- **WHAT TO PRODUCE**:
Omit every picture, then give all the entries again exactly.

Saved data entries
———

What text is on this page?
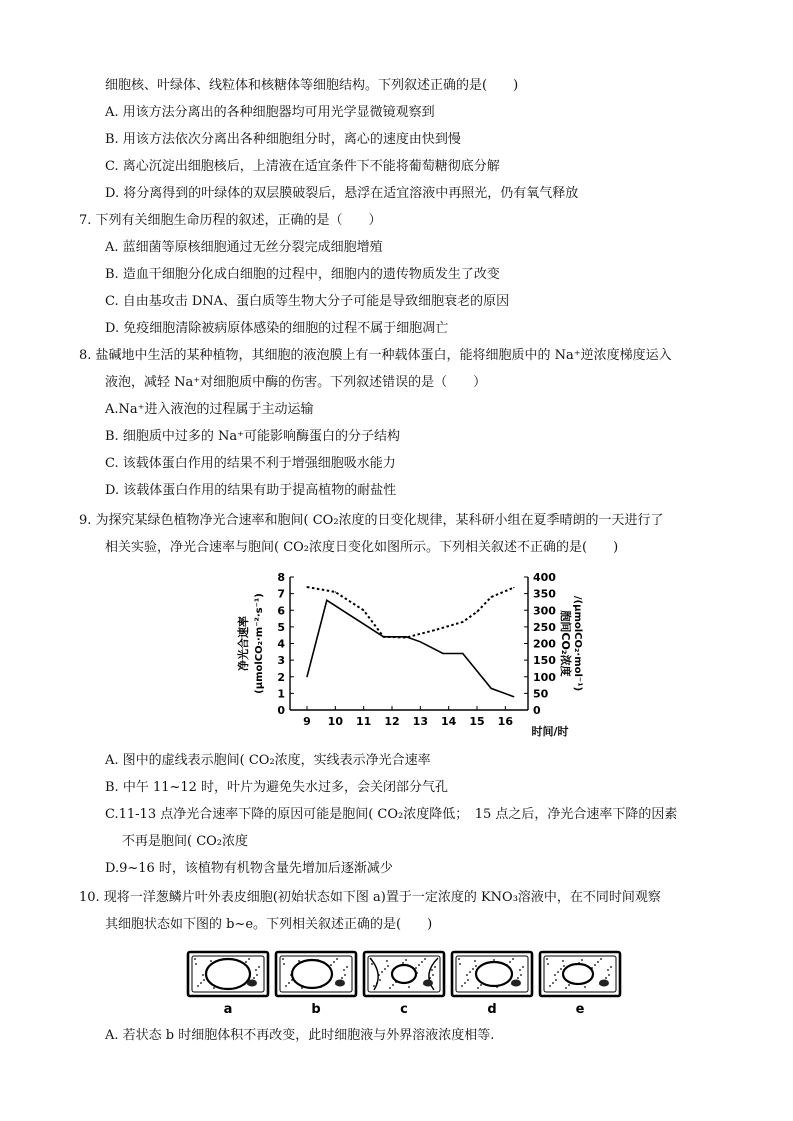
细胞核、叶绿体、线粒体和核糖体等细胞结构。下列叙述正确的是(　　)
A. 用该方法分离出的各种细胞器均可用光学显微镜观察到
B. 用该方法依次分离出各种细胞组分时，离心的速度由快到慢
C. 离心沉淀出细胞核后，上清液在适宜条件下不能将葡萄糖彻底分解
D. 将分离得到的叶绿体的双层膜破裂后，悬浮在适宜溶液中再照光，仍有氧气释放
7. 下列有关细胞生命历程的叙述，正确的是（　　）
A. 蓝细菌等原核细胞通过无丝分裂完成细胞增殖
B. 造血干细胞分化成白细胞的过程中，细胞内的遗传物质发生了改变
C. 自由基攻击 DNA、蛋白质等生物大分子可能是导致细胞衰老的原因
D. 免疫细胞清除被病原体感染的细胞的过程不属于细胞凋亡
8. 盐碱地中生活的某种植物，其细胞的液泡膜上有一种载体蛋白，能将细胞质中的 Na⁺逆浓度梯度运入
液泡，减轻 Na⁺对细胞质中酶的伤害。下列叙述错误的是（　　）
A.Na⁺进入液泡的过程属于主动运输
B. 细胞质中过多的 Na⁺可能影响酶蛋白的分子结构
C. 该载体蛋白作用的结果不利于增强细胞吸水能力
D. 该载体蛋白作用的结果有助于提高植物的耐盐性
9. 为探究某绿色植物净光合速率和胞间( CO₂浓度的日变化规律，某科研小组在夏季晴朗的一天进行了
相关实验，净光合速率与胞间( CO₂浓度日变化如图所示。下列相关叙述不正确的是(　　)
0
1
2
3
4
5
6
7
8
0
50
100
150
200
250
300
350
400
9 10 11 12 13 14 15 16
时间/时
净光合速率 (μmolCO₂·m⁻²·s⁻¹)	胞间CO₂浓度 /(μmolCO₂·mol⁻¹)
A. 图中的虚线表示胞间( CO₂浓度，实线表示净光合速率
B. 中午 11~12 时，叶片为避免失水过多，会关闭部分气孔
C.11-13 点净光合速率下降的原因可能是胞间( CO₂浓度降低；　15 点之后，净光合速率下降的因素
不再是胞间( CO₂浓度
D.9~16 时，该植物有机物含量先增加后逐渐减少
10. 现将一洋葱鳞片叶外表皮细胞(初始状态如下图 a)置于一定浓度的 KNO₃溶液中，在不同时间观察
其细胞状态如下图的 b~e。下列相关叙述正确的是(　　)
a	b	c	d	e
A. 若状态 b 时细胞体积不再改变，此时细胞液与外界溶液浓度相等.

———

- **THE RESPONSE**:
What text is on this page?
细胞核、叶绿体、线粒体和核糖体等细胞结构。下列叙述正确的是(　　)
A. 用该方法分离出的各种细胞器均可用光学显微镜观察到
B. 用该方法依次分离出各种细胞组分时，离心的速度由快到慢
C. 离心沉淀出细胞核后，上清液在适宜条件下不能将葡萄糖彻底分解
D. 将分离得到的叶绿体的双层膜破裂后，悬浮在适宜溶液中再照光，仍有氧气释放
7. 下列有关细胞生命历程的叙述，正确的是（　　）
A. 蓝细菌等原核细胞通过无丝分裂完成细胞增殖
B. 造血干细胞分化成白细胞的过程中，细胞内的遗传物质发生了改变
C. 自由基攻击 DNA、蛋白质等生物大分子可能是导致细胞衰老的原因
D. 免疫细胞清除被病原体感染的细胞的过程不属于细胞凋亡
8. 盐碱地中生活的某种植物，其细胞的液泡膜上有一种载体蛋白，能将细胞质中的 Na⁺逆浓度梯度运入
液泡，减轻 Na⁺对细胞质中酶的伤害。下列叙述错误的是（　　）
A.Na⁺进入液泡的过程属于主动运输
B. 细胞质中过多的 Na⁺可能影响酶蛋白的分子结构
C. 该载体蛋白作用的结果不利于增强细胞吸水能力
D. 该载体蛋白作用的结果有助于提高植物的耐盐性
9. 为探究某绿色植物净光合速率和胞间( CO₂浓度的日变化规律，某科研小组在夏季晴朗的一天进行了
相关实验，净光合速率与胞间( CO₂浓度日变化如图所示。下列相关叙述不正确的是(　　)
0
1
2
3
4
5
6
7
8
0
50
100
150
200
250
300
350
400
9 10 11 12 13 14 15 16
时间/时
净光合速率 (μmolCO₂·m⁻²·s⁻¹)	胞间CO₂浓度 /(μmolCO₂·mol⁻¹)
A. 图中的虚线表示胞间( CO₂浓度，实线表示净光合速率
B. 中午 11~12 时，叶片为避免失水过多，会关闭部分气孔
C.11-13 点净光合速率下降的原因可能是胞间( CO₂浓度降低；　15 点之后，净光合速率下降的因素
不再是胞间( CO₂浓度
D.9~16 时，该植物有机物含量先增加后逐渐减少
10. 现将一洋葱鳞片叶外表皮细胞(初始状态如下图 a)置于一定浓度的 KNO₃溶液中，在不同时间观察
其细胞状态如下图的 b~e。下列相关叙述正确的是(　　)
a	b	c	d	e
A. 若状态 b 时细胞体积不再改变，此时细胞液与外界溶液浓度相等.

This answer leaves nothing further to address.